But biophilia, meaning love of the living world, is the coinage I admire most. He said in his book with that title that there is a view all humans are naturally drawn to, because it recalls the most serene and promising sight we saw throughout our evolution. Our ancestors, hunters and gatherers all, would be walking through the African savannah, and would come to place where the vista was green, soft, flat or gently curved in waves, ending in the distance in a line of trees; ideally there would be a body of water.

Only the latter was missing from the scene before us now, and since we had just sat peacefully by the river, we knew it was there below and behind the trees. We could see it in our minds' eye and almost hear it murmuring. For ten or fifteen minutes I felt as if I understood our remotest ancestors, even the ones not yet fully human, as if I could get inside their limited minds and less limited hearts, to grasp the fear that must have dogged them most of their lives, and the great calming power of those vistas, full of beauty, life, and hope for a better day.

--------------------------------------------------

> What to do
a) Decide whether each of the following statements agrees with the passage on biophilia, answering yes or no and quoting the words of the passage that settle it: (i) the ideal view includes a body of water; (ii) the river could be seen in the scene before the observers; (iii) the sense of understanding distant ancestors lasted about an hour.
b) Write the next part of the passage on biophilia, picking up after its final sentence.

> Data segment
--------------------------------------------------

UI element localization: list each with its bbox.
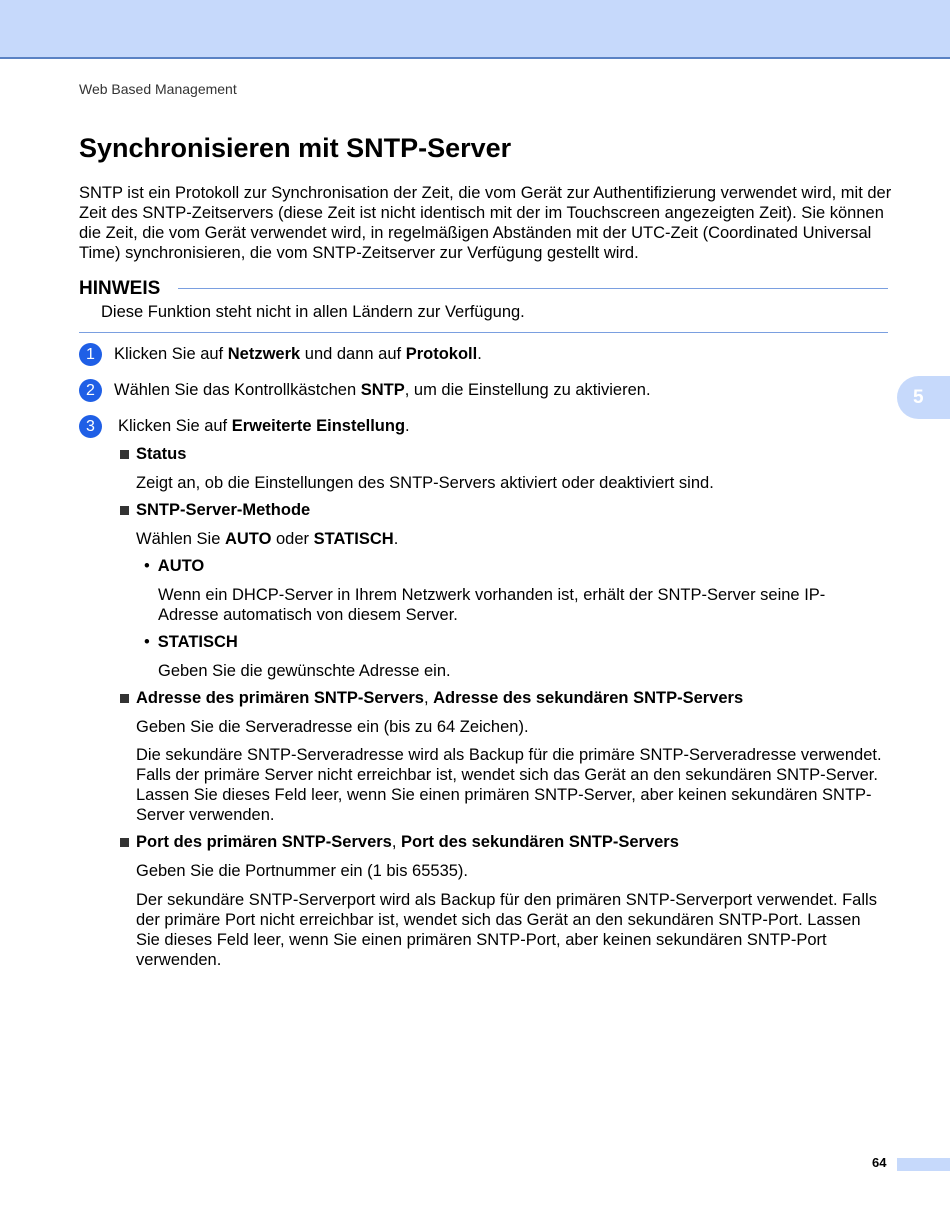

--------------------------------------------------

> Answers to the problems
a)
(i) Yes: "ideally there would be a body of water."
(ii) No: "Only the latter was missing from the scene before us now"
(iii) No: "For ten or fifteen minutes"

b)
Arb, of course, comes from Latin for tree, and also from herb, the spice of life. But I have to think that the arboretum's nickname also contains an echo of orb, meaning circle, globe, or world, because it is a whole world of inviting, inspiring life, more than a little wildness interrupting a busy urban sprawl, and a balm to the human spirit weighed down with daily cares.

Walking home, we talked about the earth as a family farm, and the need to take care of the planet itself the way a thoughtful city and university have taken care of the Arb. So it inspired us to think not only about the beauty of that park but of the far vaster yet still vulnerable wild places beyond. The Arb stands in for the whole natural world and reminds us of our wider obligations. If we ever neglect such spaces, we do so at our peril.